— Records provided —
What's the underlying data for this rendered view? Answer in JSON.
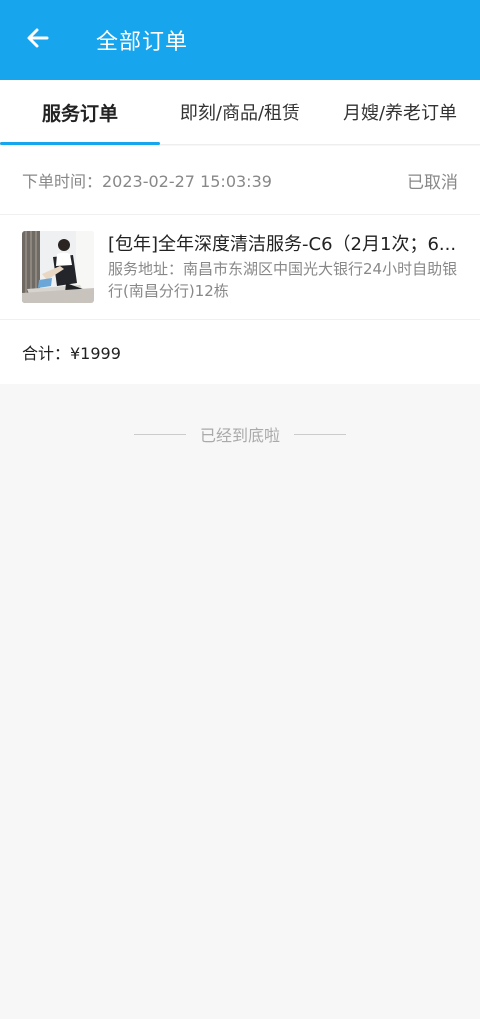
{
  "header": {
    "title": "全部订单",
    "back_icon": "back-arrow-icon"
  },
  "tabs": [
    {
      "label": "服务订单"
    },
    {
      "label": "即刻/商品/租赁"
    },
    {
      "label": "月嫂/养老订单"
    }
  ],
  "order": {
    "time_label": "下单时间：2023-02-27 15:03:39",
    "status": "已取消",
    "item": {
      "title": "[包年]全年深度清洁服务-C6（2月1次；6...",
      "address": "服务地址：南昌市东湖区中国光大银行24小时自助银行(南昌分行)12栋"
    },
    "total": "合计：¥1999"
  },
  "footer": {
    "tip": "已经到底啦"
  },
  "colors": {
    "accent": "#17a6ee",
    "background": "#f7f7f7",
    "card": "#ffffff"
  }
}
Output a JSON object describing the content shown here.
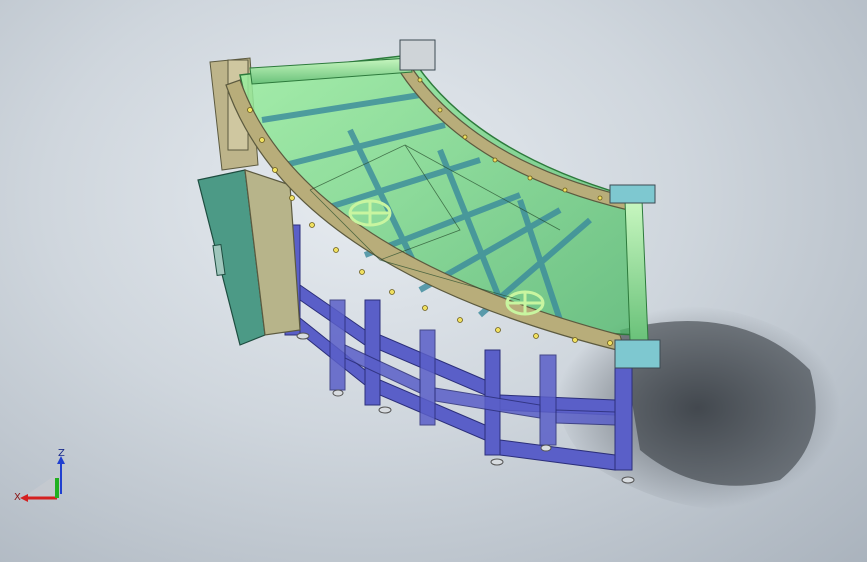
{
  "viewport": {
    "background_center": "#e6ebf0",
    "background_edge": "#aab3bd"
  },
  "model": {
    "frame_color": "#5a5fc8",
    "glass_color": "#7fe08a",
    "rail_color": "#b8ad7a",
    "cabinet_color": "#4c9a86"
  },
  "triad": {
    "x_label": "X",
    "z_label": "Z",
    "x_color": "#d42020",
    "y_color": "#20b020",
    "z_color": "#2040d0"
  }
}
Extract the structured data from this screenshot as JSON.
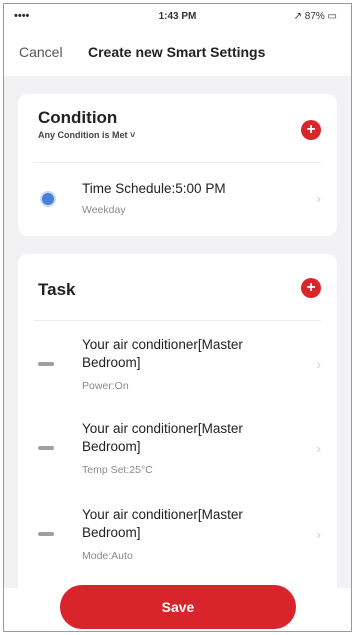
{
  "status_bar": {
    "signal": "••••",
    "time": "1:43 PM",
    "battery": "↗ 87% ▭"
  },
  "nav": {
    "cancel_label": "Cancel",
    "title": "Create new Smart Settings"
  },
  "condition": {
    "title": "Condition",
    "subtitle": "Any Condition is Met ˅",
    "add_icon": "+",
    "items": [
      {
        "title": "Time Schedule:5:00 PM",
        "sub": "Weekday"
      }
    ]
  },
  "task": {
    "title": "Task",
    "add_icon": "+",
    "items": [
      {
        "title": "Your air conditioner[Master Bedroom]",
        "sub": "Power:On"
      },
      {
        "title": "Your air conditioner[Master Bedroom]",
        "sub": "Temp Set:25°C"
      },
      {
        "title": "Your air conditioner[Master Bedroom]",
        "sub": "Mode:Auto"
      }
    ]
  },
  "chevron": "›",
  "save_label": "Save",
  "colors": {
    "accent": "#d8242a",
    "clock_icon": "#4a7fd8",
    "background": "#f2f2f4"
  }
}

— Stated task —
Excluding the pictures, reproduce every entry exactly as given.

— Answer below —
What's the underlying data for this rendered view? Answer in JSON.
{
  "header": {
    "title": "全部订单",
    "back_icon": "back-arrow-icon"
  },
  "tabs": [
    {
      "label": "服务订单"
    },
    {
      "label": "即刻/商品/租赁"
    },
    {
      "label": "月嫂/养老订单"
    }
  ],
  "order": {
    "time_label": "下单时间：2023-02-27 15:03:39",
    "status": "已取消",
    "item": {
      "title": "[包年]全年深度清洁服务-C6（2月1次；6...",
      "address": "服务地址：南昌市东湖区中国光大银行24小时自助银行(南昌分行)12栋"
    },
    "total": "合计：¥1999"
  },
  "footer": {
    "tip": "已经到底啦"
  },
  "colors": {
    "accent": "#17a6ee",
    "background": "#f7f7f7",
    "card": "#ffffff"
  }
}
Output a JSON object describing the content shown here.
{
  "viewport": {
    "background_center": "#e6ebf0",
    "background_edge": "#aab3bd"
  },
  "model": {
    "frame_color": "#5a5fc8",
    "glass_color": "#7fe08a",
    "rail_color": "#b8ad7a",
    "cabinet_color": "#4c9a86"
  },
  "triad": {
    "x_label": "X",
    "z_label": "Z",
    "x_color": "#d42020",
    "y_color": "#20b020",
    "z_color": "#2040d0"
  }
}
Extract the structured data from this screenshot as JSON.
{
  "status_bar": {
    "signal": "••••",
    "time": "1:43 PM",
    "battery": "↗ 87% ▭"
  },
  "nav": {
    "cancel_label": "Cancel",
    "title": "Create new Smart Settings"
  },
  "condition": {
    "title": "Condition",
    "subtitle": "Any Condition is Met ˅",
    "add_icon": "+",
    "items": [
      {
        "title": "Time Schedule:5:00 PM",
        "sub": "Weekday"
      }
    ]
  },
  "task": {
    "title": "Task",
    "add_icon": "+",
    "items": [
      {
        "title": "Your air conditioner[Master Bedroom]",
        "sub": "Power:On"
      },
      {
        "title": "Your air conditioner[Master Bedroom]",
        "sub": "Temp Set:25°C"
      },
      {
        "title": "Your air conditioner[Master Bedroom]",
        "sub": "Mode:Auto"
      }
    ]
  },
  "chevron": "›",
  "save_label": "Save",
  "colors": {
    "accent": "#d8242a",
    "clock_icon": "#4a7fd8",
    "background": "#f2f2f4"
  }
}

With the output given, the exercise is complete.